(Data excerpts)
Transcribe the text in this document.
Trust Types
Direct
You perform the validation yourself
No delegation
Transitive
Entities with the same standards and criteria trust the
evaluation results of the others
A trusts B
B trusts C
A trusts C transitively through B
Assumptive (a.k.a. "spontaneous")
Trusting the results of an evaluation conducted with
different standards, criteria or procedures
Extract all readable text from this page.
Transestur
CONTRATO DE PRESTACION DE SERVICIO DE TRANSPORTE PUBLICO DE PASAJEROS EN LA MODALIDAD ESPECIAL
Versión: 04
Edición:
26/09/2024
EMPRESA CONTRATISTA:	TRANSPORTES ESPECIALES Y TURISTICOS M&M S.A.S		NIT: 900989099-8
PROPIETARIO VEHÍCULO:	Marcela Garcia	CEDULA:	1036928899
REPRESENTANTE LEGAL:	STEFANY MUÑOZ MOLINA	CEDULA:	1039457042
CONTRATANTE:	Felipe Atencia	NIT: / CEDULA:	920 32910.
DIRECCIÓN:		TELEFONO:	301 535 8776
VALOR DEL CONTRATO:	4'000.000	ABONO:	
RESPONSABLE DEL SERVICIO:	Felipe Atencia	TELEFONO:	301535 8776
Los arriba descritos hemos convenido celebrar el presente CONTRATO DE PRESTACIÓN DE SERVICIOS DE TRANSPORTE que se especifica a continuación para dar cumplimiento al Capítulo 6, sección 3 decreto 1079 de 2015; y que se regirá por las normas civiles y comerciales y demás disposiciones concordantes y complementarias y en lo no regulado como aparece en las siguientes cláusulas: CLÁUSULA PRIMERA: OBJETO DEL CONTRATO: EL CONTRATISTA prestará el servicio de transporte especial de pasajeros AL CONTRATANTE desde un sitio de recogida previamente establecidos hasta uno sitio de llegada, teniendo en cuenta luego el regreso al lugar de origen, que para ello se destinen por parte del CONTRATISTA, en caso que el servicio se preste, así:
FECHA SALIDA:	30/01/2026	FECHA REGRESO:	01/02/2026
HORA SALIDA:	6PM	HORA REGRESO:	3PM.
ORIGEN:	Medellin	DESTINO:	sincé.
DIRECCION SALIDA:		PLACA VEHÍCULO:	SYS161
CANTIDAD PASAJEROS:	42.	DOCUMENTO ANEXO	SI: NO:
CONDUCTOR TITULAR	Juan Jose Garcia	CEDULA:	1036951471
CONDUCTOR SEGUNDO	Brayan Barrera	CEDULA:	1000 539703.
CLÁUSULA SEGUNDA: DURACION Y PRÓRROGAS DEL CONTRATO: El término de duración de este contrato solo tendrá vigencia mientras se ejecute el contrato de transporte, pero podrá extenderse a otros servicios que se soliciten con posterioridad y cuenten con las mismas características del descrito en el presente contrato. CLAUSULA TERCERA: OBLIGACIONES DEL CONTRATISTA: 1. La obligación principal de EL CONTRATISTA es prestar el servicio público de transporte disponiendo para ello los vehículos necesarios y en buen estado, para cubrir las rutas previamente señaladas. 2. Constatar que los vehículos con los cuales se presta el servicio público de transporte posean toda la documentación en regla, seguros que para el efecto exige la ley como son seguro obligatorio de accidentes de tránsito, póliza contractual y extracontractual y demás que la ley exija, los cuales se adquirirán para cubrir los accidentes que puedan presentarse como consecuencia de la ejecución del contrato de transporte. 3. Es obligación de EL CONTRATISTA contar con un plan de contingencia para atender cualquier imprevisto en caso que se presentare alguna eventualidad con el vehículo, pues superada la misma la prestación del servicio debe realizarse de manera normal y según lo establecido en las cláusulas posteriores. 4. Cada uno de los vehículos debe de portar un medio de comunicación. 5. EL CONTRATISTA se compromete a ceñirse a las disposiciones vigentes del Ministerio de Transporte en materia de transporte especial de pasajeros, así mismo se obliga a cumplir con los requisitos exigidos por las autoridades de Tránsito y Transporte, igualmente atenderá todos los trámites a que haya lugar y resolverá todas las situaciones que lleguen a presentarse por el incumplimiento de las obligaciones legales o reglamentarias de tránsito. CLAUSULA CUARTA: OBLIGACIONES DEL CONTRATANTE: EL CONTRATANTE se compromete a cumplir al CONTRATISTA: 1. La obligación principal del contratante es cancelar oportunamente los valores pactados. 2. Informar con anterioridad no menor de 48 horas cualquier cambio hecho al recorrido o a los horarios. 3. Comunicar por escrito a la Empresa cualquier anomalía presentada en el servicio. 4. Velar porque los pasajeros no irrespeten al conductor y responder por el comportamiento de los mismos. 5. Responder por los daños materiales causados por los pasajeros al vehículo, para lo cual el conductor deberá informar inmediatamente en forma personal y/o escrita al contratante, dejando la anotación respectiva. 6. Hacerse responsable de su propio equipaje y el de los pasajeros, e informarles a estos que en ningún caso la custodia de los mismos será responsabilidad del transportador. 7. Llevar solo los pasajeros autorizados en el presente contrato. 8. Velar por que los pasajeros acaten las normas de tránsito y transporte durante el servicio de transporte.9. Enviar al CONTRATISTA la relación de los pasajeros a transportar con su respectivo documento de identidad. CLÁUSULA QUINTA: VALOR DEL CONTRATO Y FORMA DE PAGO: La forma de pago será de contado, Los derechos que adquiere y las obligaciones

## Set task
Return the whole listing exactly, with every line included.

## Reply
Transcribe the text in this document.
Trust Types
Direct
You perform the validation yourself
No delegation
Transitive
Entities with the same standards and criteria trust the
evaluation results of the others
A trusts B
B trusts C
A trusts C transitively through B
Assumptive (a.k.a. "spontaneous")
Trusting the results of an evaluation conducted with
different standards, criteria or procedures
Extract all readable text from this page.
Transestur
CONTRATO DE PRESTACION DE SERVICIO DE TRANSPORTE PUBLICO DE PASAJEROS EN LA MODALIDAD ESPECIAL
Versión: 04
Edición:
26/09/2024
EMPRESA CONTRATISTA:	TRANSPORTES ESPECIALES Y TURISTICOS M&M S.A.S		NIT: 900989099-8
PROPIETARIO VEHÍCULO:	Marcela Garcia	CEDULA:	1036928899
REPRESENTANTE LEGAL:	STEFANY MUÑOZ MOLINA	CEDULA:	1039457042
CONTRATANTE:	Felipe Atencia	NIT: / CEDULA:	920 32910.
DIRECCIÓN:		TELEFONO:	301 535 8776
VALOR DEL CONTRATO:	4'000.000	ABONO:	
RESPONSABLE DEL SERVICIO:	Felipe Atencia	TELEFONO:	301535 8776
Los arriba descritos hemos convenido celebrar el presente CONTRATO DE PRESTACIÓN DE SERVICIOS DE TRANSPORTE que se especifica a continuación para dar cumplimiento al Capítulo 6, sección 3 decreto 1079 de 2015; y que se regirá por las normas civiles y comerciales y demás disposiciones concordantes y complementarias y en lo no regulado como aparece en las siguientes cláusulas: CLÁUSULA PRIMERA: OBJETO DEL CONTRATO: EL CONTRATISTA prestará el servicio de transporte especial de pasajeros AL CONTRATANTE desde un sitio de recogida previamente establecidos hasta uno sitio de llegada, teniendo en cuenta luego el regreso al lugar de origen, que para ello se destinen por parte del CONTRATISTA, en caso que el servicio se preste, así:
FECHA SALIDA:	30/01/2026	FECHA REGRESO:	01/02/2026
HORA SALIDA:	6PM	HORA REGRESO:	3PM.
ORIGEN:	Medellin	DESTINO:	sincé.
DIRECCION SALIDA:		PLACA VEHÍCULO:	SYS161
CANTIDAD PASAJEROS:	42.	DOCUMENTO ANEXO	SI: NO:
CONDUCTOR TITULAR	Juan Jose Garcia	CEDULA:	1036951471
CONDUCTOR SEGUNDO	Brayan Barrera	CEDULA:	1000 539703.
CLÁUSULA SEGUNDA: DURACION Y PRÓRROGAS DEL CONTRATO: El término de duración de este contrato solo tendrá vigencia mientras se ejecute el contrato de transporte, pero podrá extenderse a otros servicios que se soliciten con posterioridad y cuenten con las mismas características del descrito en el presente contrato. CLAUSULA TERCERA: OBLIGACIONES DEL CONTRATISTA: 1. La obligación principal de EL CONTRATISTA es prestar el servicio público de transporte disponiendo para ello los vehículos necesarios y en buen estado, para cubrir las rutas previamente señaladas. 2. Constatar que los vehículos con los cuales se presta el servicio público de transporte posean toda la documentación en regla, seguros que para el efecto exige la ley como son seguro obligatorio de accidentes de tránsito, póliza contractual y extracontractual y demás que la ley exija, los cuales se adquirirán para cubrir los accidentes que puedan presentarse como consecuencia de la ejecución del contrato de transporte. 3. Es obligación de EL CONTRATISTA contar con un plan de contingencia para atender cualquier imprevisto en caso que se presentare alguna eventualidad con el vehículo, pues superada la misma la prestación del servicio debe realizarse de manera normal y según lo establecido en las cláusulas posteriores. 4. Cada uno de los vehículos debe de portar un medio de comunicación. 5. EL CONTRATISTA se compromete a ceñirse a las disposiciones vigentes del Ministerio de Transporte en materia de transporte especial de pasajeros, así mismo se obliga a cumplir con los requisitos exigidos por las autoridades de Tránsito y Transporte, igualmente atenderá todos los trámites a que haya lugar y resolverá todas las situaciones que lleguen a presentarse por el incumplimiento de las obligaciones legales o reglamentarias de tránsito. CLAUSULA CUARTA: OBLIGACIONES DEL CONTRATANTE: EL CONTRATANTE se compromete a cumplir al CONTRATISTA: 1. La obligación principal del contratante es cancelar oportunamente los valores pactados. 2. Informar con anterioridad no menor de 48 horas cualquier cambio hecho al recorrido o a los horarios. 3. Comunicar por escrito a la Empresa cualquier anomalía presentada en el servicio. 4. Velar porque los pasajeros no irrespeten al conductor y responder por el comportamiento de los mismos. 5. Responder por los daños materiales causados por los pasajeros al vehículo, para lo cual el conductor deberá informar inmediatamente en forma personal y/o escrita al contratante, dejando la anotación respectiva. 6. Hacerse responsable de su propio equipaje y el de los pasajeros, e informarles a estos que en ningún caso la custodia de los mismos será responsabilidad del transportador. 7. Llevar solo los pasajeros autorizados en el presente contrato. 8. Velar por que los pasajeros acaten las normas de tránsito y transporte durante el servicio de transporte.9. Enviar al CONTRATISTA la relación de los pasajeros a transportar con su respectivo documento de identidad. CLÁUSULA QUINTA: VALOR DEL CONTRATO Y FORMA DE PAGO: La forma de pago será de contado, Los derechos que adquiere y las obligaciones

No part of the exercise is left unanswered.